WHAT IS EXPECTED :: All the entries need to be duplicated exactly, with the pictures omitted.

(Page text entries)
§ §

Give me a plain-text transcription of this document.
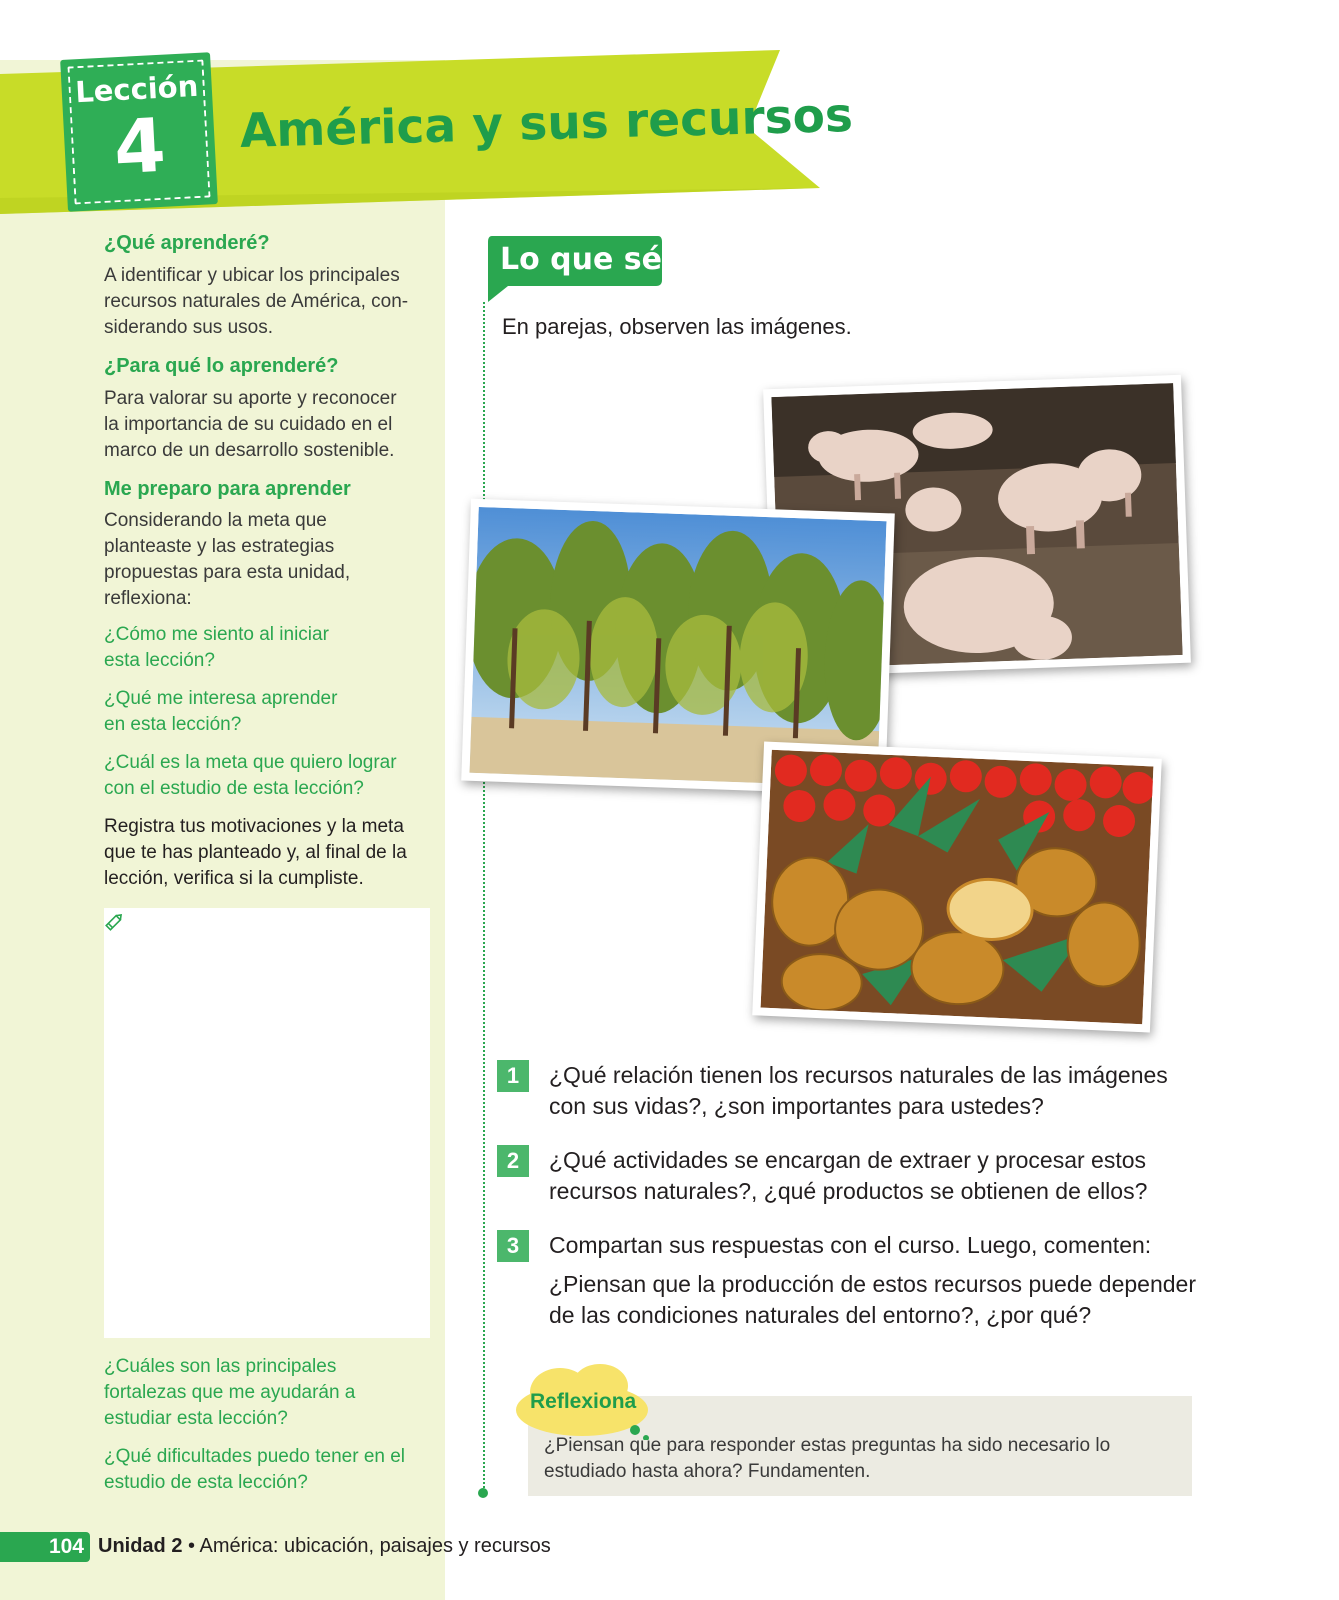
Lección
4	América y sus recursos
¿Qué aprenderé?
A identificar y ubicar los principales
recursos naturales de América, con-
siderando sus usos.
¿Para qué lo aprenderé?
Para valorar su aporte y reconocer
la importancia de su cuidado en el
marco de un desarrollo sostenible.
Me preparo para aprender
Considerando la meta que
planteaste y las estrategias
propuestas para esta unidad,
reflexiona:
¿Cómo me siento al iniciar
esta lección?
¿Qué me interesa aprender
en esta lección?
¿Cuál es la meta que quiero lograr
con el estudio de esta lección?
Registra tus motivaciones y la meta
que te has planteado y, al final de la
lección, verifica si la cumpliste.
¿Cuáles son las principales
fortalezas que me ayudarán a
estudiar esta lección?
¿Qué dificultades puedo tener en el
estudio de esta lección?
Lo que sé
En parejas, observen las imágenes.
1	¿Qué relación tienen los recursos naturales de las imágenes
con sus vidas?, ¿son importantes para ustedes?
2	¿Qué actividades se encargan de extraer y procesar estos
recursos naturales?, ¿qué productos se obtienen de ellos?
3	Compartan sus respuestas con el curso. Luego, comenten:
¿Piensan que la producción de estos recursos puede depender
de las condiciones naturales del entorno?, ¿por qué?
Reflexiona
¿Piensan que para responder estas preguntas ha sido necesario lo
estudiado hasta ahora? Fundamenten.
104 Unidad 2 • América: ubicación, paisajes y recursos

§ §

EXERCISE RESULT ::
Give me a plain-text transcription of this document.
Lección
4	América y sus recursos
¿Qué aprenderé?
A identificar y ubicar los principales
recursos naturales de América, con-
siderando sus usos.
¿Para qué lo aprenderé?
Para valorar su aporte y reconocer
la importancia de su cuidado en el
marco de un desarrollo sostenible.
Me preparo para aprender
Considerando la meta que
planteaste y las estrategias
propuestas para esta unidad,
reflexiona:
¿Cómo me siento al iniciar
esta lección?
¿Qué me interesa aprender
en esta lección?
¿Cuál es la meta que quiero lograr
con el estudio de esta lección?
Registra tus motivaciones y la meta
que te has planteado y, al final de la
lección, verifica si la cumpliste.
¿Cuáles son las principales
fortalezas que me ayudarán a
estudiar esta lección?
¿Qué dificultades puedo tener en el
estudio de esta lección?
Lo que sé
En parejas, observen las imágenes.
1	¿Qué relación tienen los recursos naturales de las imágenes
con sus vidas?, ¿son importantes para ustedes?
2	¿Qué actividades se encargan de extraer y procesar estos
recursos naturales?, ¿qué productos se obtienen de ellos?
3	Compartan sus respuestas con el curso. Luego, comenten:
¿Piensan que la producción de estos recursos puede depender
de las condiciones naturales del entorno?, ¿por qué?
Reflexiona
¿Piensan que para responder estas preguntas ha sido necesario lo
estudiado hasta ahora? Fundamenten.
104 Unidad 2 • América: ubicación, paisajes y recursos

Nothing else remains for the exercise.